-- Exercise details --
Extend the forum thread below about MmForceSectionClosed, picking up right after its last sentence.

-- Source document --
────────────────────────────────────────

MmForceSectionClosed when both DataSectionObject and ImageSectionObject exist

If both DataSectionObject and ImageSectionObject exist, it appears
that the intentional behavior of MmForceSectionClosed is to “only act
against ImageSectionObject.” How can I most intelligently add the
DeleteOnClose flag to the DataSectionObject, at a time when the
ImageSectionObject also exists?

The intention is as you might expect; to get IRP_MJ_CLOSE as soon as
the reference counts from the mappings hit zero. Something a call to
MmForceSectionClosed is successfully achieving when only one or the
other of the sections exist, but not when both exist at the same time.

Alan Adams
Client for Open Enterprise Server
Micro Focus
xxxxx@microfocus.com

> If both DataSectionObject and ImageSectionObject exist, it appears

that the intentional behavior of MmForceSectionClosed is to “only act
against ImageSectionObject.”

I wrote that backwards; when both sections are present, it’s
DataSectionObject that is acted on by MmForceSectionClosed, not
ImageSectionObject.

Alan Adams
Client for Open Enterprise Server
Micro Focus
xxxxx@microfocus.com

Will there be a race condition? If you start when you see that the
reference counts are zero, can an intervening event occur that raises a
count before your operation finishes?

On Mon, Feb 5, 2018 at 12:04 PM, Alan Adams <
xxxxx@lists.osr.com> wrote:

> > If both DataSectionObject and ImageSectionObject exist, it appears
> > that the intentional behavior of MmForceSectionClosed is to “only act
> > against ImageSectionObject.”
>
> I wrote that backwards; when both sections are present, it’s
> DataSectionObject that is acted on by MmForceSectionClosed, not
> ImageSectionObject.
>
> Alan Adams
> Client for Open Enterprise Server
> Micro Focus
> xxxxx@microfocus.com
>
> —
> NTFSD is sponsored by OSR
>
>
> MONTHLY seminars on crash dump analysis, WDF, Windows internals and
> software drivers!
> Details at http:
>
> To unsubscribe, visit the List Server section of OSR Online at <
> http://www.osronline.com/page.cfm?name=ListServer&gt;
></http:>

> Will there be a race condition? If you start when you see that the

reference counts are zero, can an intervening event occur that raises a
count before your operation finishes?

Thanks for jumping in.

I expect the simple answer to your question is “Yes”, but I believe
that’s MmForceSectionClosed’ problem to deal with and not mine. He
has his own set of locks that he takes when deciding whether or not to
clean up and remove a pointer from the SECTION_OBJECT_POINTERS that
was passed, which I expect addresses the race condition described.

From the file system driver’s perspective (actually a network
redirector in our case), we don’t “know” what the reference counts are
to begin with. That’s opaque nt!_CONTROL_AREA business, which you
might know if debugging and using !ca. And whether the reference
count is zero isn’t really the key; we just care that DeleteOnClose
flag is added even if the reference count is not yet zero.

────────────────────────────────────────

-- Data supplied --
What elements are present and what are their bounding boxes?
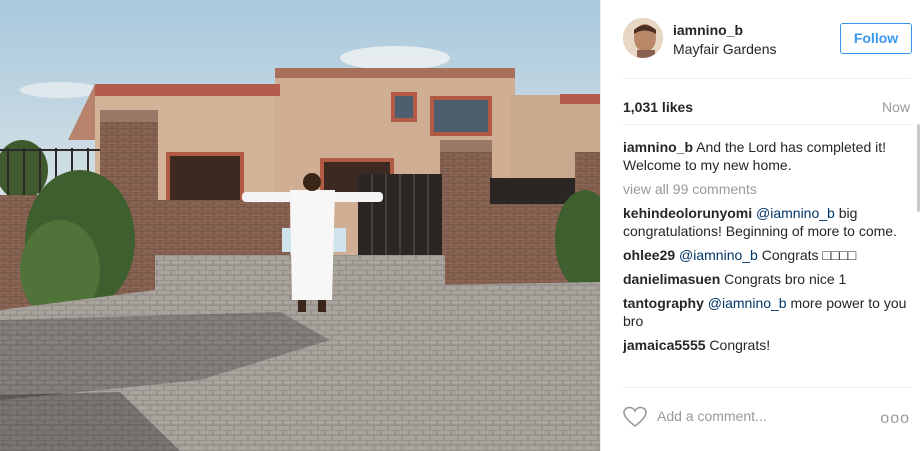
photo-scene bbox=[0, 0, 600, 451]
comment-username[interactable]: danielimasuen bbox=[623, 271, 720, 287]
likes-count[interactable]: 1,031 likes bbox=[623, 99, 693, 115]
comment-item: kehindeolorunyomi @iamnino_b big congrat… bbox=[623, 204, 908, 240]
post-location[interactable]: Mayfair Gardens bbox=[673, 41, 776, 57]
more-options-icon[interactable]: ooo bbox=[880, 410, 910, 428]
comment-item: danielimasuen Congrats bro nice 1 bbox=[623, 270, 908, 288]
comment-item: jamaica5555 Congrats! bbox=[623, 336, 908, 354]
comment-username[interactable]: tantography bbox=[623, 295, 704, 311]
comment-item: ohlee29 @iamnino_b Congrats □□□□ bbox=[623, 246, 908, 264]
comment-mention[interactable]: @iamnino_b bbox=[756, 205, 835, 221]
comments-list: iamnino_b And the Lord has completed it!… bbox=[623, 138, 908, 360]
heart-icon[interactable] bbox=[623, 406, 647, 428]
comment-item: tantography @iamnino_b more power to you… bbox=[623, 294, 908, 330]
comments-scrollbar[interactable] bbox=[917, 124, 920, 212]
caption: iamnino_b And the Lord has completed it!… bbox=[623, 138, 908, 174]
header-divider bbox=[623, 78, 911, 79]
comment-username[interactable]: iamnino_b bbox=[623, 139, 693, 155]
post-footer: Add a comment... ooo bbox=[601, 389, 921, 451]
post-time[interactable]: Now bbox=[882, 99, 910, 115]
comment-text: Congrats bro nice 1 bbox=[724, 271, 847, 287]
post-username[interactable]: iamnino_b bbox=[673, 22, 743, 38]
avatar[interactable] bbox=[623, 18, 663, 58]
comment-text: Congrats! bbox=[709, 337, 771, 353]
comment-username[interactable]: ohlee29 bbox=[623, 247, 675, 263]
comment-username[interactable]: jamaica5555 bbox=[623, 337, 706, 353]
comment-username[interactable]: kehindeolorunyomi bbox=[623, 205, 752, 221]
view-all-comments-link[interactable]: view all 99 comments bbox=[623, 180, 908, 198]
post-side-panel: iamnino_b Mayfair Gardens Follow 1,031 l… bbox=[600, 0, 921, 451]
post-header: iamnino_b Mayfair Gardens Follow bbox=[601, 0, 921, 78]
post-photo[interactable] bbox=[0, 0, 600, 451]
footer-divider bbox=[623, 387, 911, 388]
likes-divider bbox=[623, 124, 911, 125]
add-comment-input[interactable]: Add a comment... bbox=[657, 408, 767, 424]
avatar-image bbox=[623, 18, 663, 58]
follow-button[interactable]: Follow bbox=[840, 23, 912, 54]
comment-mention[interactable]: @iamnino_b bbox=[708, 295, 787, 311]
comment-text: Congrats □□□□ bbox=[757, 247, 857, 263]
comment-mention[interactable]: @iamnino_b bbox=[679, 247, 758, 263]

────────────────────────────────────────

-- Response below --
After continued debugging today, although the question perhaps still
stands for “how could I cause DeleteOnClose to be added to both
sections when both sections are present”, I think the root cause of my
issue is actually more about “when” the sections become populated,
rather than “I needed MmForceSectionClosed to mark both sections with
DeleteOnClose.”

What currently happens is this:

  1. User mode application calls LoadLibrary.

  2. Windows loader opens FILE_OBJECT to DLL.

  3. Windows loader maps ImageSectionObject for this FILE_OBJECT/FCB.

  4. IRP_MJ_CLEANUP issued for this FILE_OBJECT, as Windows loader
    closes handle (presuming he’s the only/last one).

  5. During IRP_MJ_CLEANUP our redirector invokes MmForceSectionClosed,
    which just marks the ImageSectionObject as DeleteOnClose, since the
    image mapping references are still non-zero at this time.

  6. A third-party kernel-mode caller invokes
    FsRtlCreateSectionForDataScan using the same FILE_OBJECT as step 3.

  7. DataSectionObject is now established on this FILE_OBJECT/FCB, in
    addition to the ImageSectionObject that already existed.

  8. A series of IRP_MJ_READs are issued as paging I/O, as the
    FsRtlCreateSectionForDataScan caller page-faults their way through the
    mapped file.

  9. The FsRtlCreateSectionForDataScan caller correctly closes the
    Section object handle, and ObDereferenceObject’s the Section object
    returned. (Verified via !obtrace.)

  10. At some point later, the user mode application calls FreeLibrary.

  11. The ImageSectionObject reaches zero references, and is destroyed
    due to presence of the DeleteOnClose flag previously applied.

  12. Although the FsRtlCreateSectionForDataScan caller has
    de-referenced the Section they created, the DataSectionObject control
    area remains, because DeleteOnClose was never applied to that section.

  13. IRP_MJ_CLOSE for this FILE_OBJECT “never” comes (until memory
    manager is ready to destroy on his own terms, presumably), because the
    outstanding DataObjectSection keeps the FILE_OBJECT referenced.

So it seems like really, I need to start calling MmForceSectionClosed
in the IRP_MJ_READ paging I/O path, because that’s the first and
“only” opportunity I have to see that DataSectionObject on this same
FILE_OBJECT has become populated by FsRtlCreateSectionForDataScan.

Some more context might be appropriate: We are a legacy file system
redirector. Not a filter, and not mini-/RDBSS-based. The customer
context is Windows 7 SP1, but we see the same in Windows 10 1703. For
what it’s worth we also have no Windows Cache Manager interaction;
SharedCacheMap is always NULL in our SECTION_OBJECT_POINTERS.

Finally, the customer issue is that the network-based .DLL file is
being held open “indefinitely” even though the application process has
completely terminated.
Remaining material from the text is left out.